EXERCISE BRIEF: Keep only the lines of the data below that contain "dollar", and copy them.

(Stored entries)
## start

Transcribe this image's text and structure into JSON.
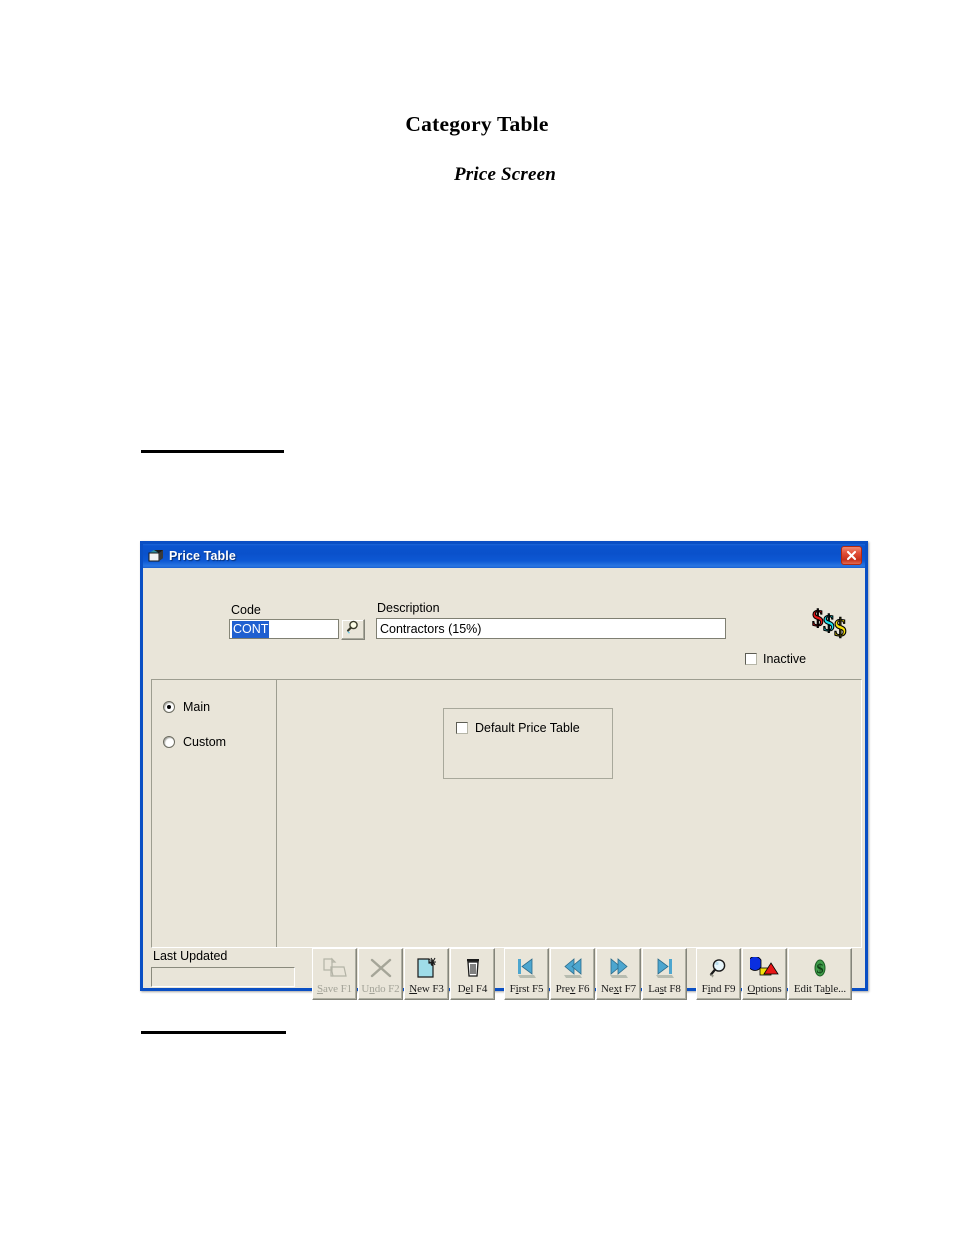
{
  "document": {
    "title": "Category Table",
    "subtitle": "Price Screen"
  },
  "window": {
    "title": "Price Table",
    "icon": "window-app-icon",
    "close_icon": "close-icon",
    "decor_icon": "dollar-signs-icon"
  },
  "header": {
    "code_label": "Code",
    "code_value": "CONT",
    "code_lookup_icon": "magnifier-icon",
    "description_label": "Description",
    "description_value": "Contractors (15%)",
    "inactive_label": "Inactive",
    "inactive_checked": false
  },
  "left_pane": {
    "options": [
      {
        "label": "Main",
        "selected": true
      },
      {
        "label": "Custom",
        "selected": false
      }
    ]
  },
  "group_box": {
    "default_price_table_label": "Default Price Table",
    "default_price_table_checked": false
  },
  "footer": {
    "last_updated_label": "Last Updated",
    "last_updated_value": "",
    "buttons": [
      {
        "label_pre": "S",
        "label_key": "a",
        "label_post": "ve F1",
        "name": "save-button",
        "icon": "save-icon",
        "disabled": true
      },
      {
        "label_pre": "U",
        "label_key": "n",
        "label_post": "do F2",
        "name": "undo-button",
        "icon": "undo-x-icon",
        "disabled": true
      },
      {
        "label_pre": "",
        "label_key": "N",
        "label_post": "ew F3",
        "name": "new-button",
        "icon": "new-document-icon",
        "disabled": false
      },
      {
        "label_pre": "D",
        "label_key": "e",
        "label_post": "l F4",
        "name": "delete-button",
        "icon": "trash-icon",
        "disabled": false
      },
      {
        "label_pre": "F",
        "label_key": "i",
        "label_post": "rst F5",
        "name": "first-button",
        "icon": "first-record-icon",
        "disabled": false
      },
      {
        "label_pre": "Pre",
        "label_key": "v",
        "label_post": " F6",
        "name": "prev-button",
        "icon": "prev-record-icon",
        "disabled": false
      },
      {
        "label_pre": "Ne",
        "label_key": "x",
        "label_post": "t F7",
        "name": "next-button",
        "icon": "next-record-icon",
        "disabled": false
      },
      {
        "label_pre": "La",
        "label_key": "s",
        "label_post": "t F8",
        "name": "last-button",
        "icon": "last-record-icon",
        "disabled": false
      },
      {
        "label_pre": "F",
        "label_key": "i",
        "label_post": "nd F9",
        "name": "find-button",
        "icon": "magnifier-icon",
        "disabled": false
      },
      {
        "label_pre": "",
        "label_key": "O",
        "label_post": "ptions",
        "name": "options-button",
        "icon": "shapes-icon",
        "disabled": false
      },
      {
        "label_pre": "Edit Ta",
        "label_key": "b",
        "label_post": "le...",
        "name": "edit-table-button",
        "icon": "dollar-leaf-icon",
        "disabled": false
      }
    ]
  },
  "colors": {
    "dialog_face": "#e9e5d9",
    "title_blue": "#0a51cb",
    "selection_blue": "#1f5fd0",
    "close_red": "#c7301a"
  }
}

## end
## start

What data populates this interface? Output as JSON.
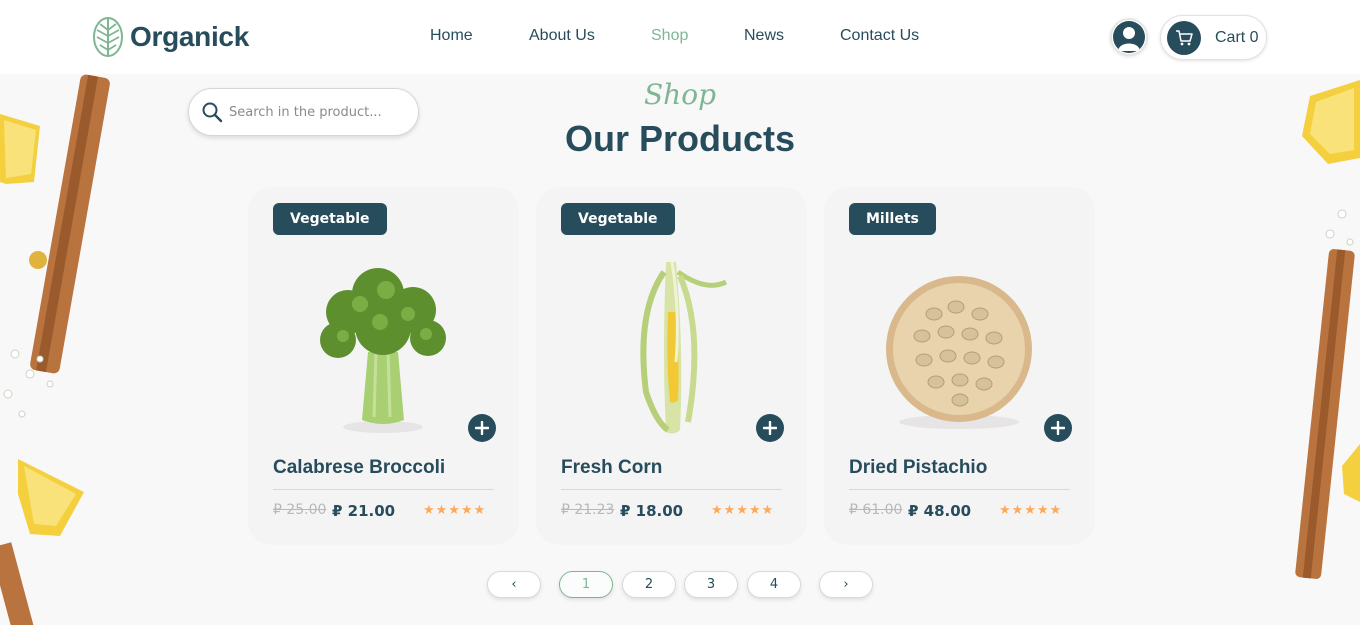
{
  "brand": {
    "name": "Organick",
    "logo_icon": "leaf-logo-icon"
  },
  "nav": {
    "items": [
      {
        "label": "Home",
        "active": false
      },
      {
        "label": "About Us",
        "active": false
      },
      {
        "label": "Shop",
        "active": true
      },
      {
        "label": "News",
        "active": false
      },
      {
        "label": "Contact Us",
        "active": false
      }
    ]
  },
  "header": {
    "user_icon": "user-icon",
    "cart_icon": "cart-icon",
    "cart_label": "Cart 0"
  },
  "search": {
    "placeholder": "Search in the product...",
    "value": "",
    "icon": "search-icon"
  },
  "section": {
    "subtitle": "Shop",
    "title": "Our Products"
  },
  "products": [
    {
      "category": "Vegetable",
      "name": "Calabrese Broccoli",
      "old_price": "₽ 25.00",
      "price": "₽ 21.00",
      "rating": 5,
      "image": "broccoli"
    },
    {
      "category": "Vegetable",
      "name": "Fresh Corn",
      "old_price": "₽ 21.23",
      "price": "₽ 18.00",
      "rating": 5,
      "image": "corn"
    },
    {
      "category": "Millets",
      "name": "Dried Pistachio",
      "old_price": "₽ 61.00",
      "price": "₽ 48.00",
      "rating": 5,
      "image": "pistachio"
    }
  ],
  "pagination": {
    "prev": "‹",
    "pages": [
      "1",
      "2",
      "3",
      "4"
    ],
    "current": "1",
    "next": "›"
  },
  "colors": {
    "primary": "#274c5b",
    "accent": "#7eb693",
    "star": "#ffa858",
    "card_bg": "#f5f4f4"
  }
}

## end

TASK SOLUTION:
    "decor_icon": "dollar-signs-icon"
        "icon": "dollar-leaf-icon",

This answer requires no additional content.